Stored entries:
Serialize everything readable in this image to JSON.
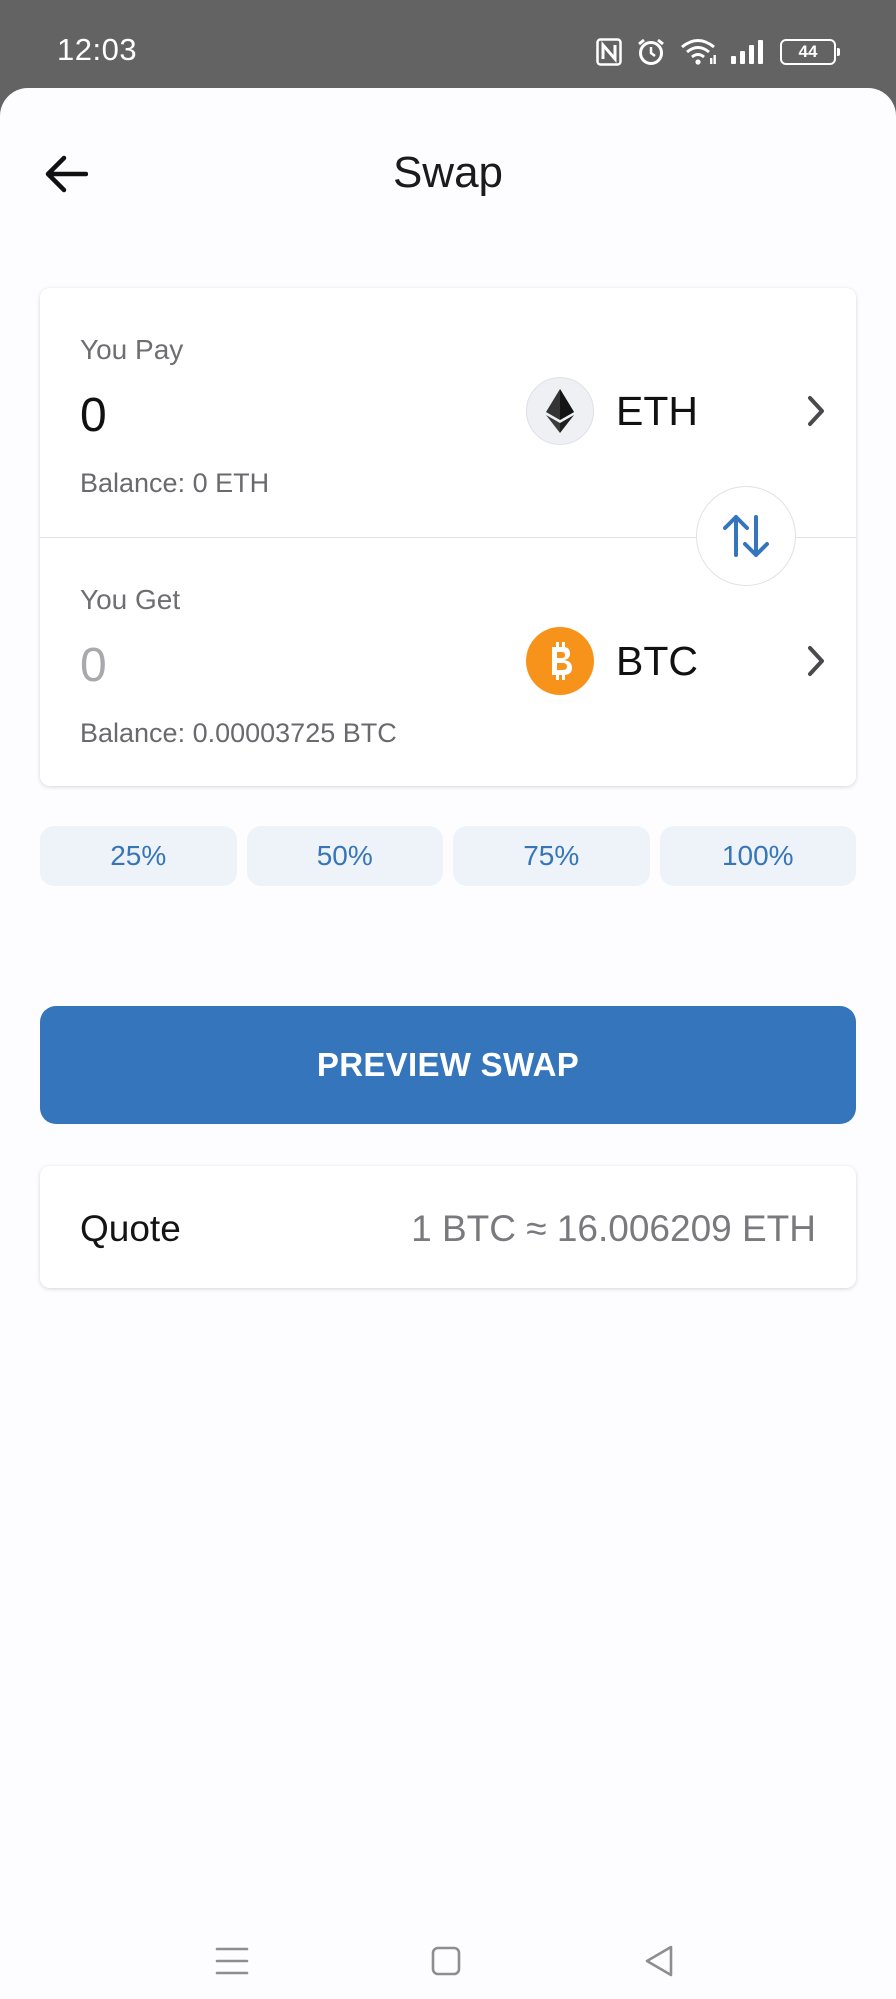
{
  "status_bar": {
    "time": "12:03",
    "battery": "44",
    "icons": [
      "nfc-icon",
      "alarm-icon",
      "wifi-icon",
      "signal-icon",
      "battery-icon"
    ]
  },
  "header": {
    "title": "Swap",
    "back_icon": "arrow-left-icon"
  },
  "pay": {
    "label": "You Pay",
    "amount": "0",
    "balance": "Balance: 0 ETH",
    "token": "ETH"
  },
  "get": {
    "label": "You Get",
    "amount": "0",
    "balance": "Balance: 0.00003725 BTC",
    "token": "BTC"
  },
  "percent_options": [
    "25%",
    "50%",
    "75%",
    "100%"
  ],
  "preview_button": "PREVIEW SWAP",
  "quote": {
    "label": "Quote",
    "value": "1 BTC ≈ 16.006209 ETH"
  },
  "colors": {
    "accent": "#3475bb",
    "chip_bg": "#eef2f9",
    "chip_text": "#3676b8",
    "btc": "#f7931a"
  }
}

Goal >> Write every entry out again exactly, dropping the pictures.

Task solution >>
Serialize everything readable in this image to JSON.
{
  "status_bar": {
    "time": "12:03",
    "battery": "44",
    "icons": [
      "nfc-icon",
      "alarm-icon",
      "wifi-icon",
      "signal-icon",
      "battery-icon"
    ]
  },
  "header": {
    "title": "Swap",
    "back_icon": "arrow-left-icon"
  },
  "pay": {
    "label": "You Pay",
    "amount": "0",
    "balance": "Balance: 0 ETH",
    "token": "ETH"
  },
  "get": {
    "label": "You Get",
    "amount": "0",
    "balance": "Balance: 0.00003725 BTC",
    "token": "BTC"
  },
  "percent_options": [
    "25%",
    "50%",
    "75%",
    "100%"
  ],
  "preview_button": "PREVIEW SWAP",
  "quote": {
    "label": "Quote",
    "value": "1 BTC ≈ 16.006209 ETH"
  },
  "colors": {
    "accent": "#3475bb",
    "chip_bg": "#eef2f9",
    "chip_text": "#3676b8",
    "btc": "#f7931a"
  }
}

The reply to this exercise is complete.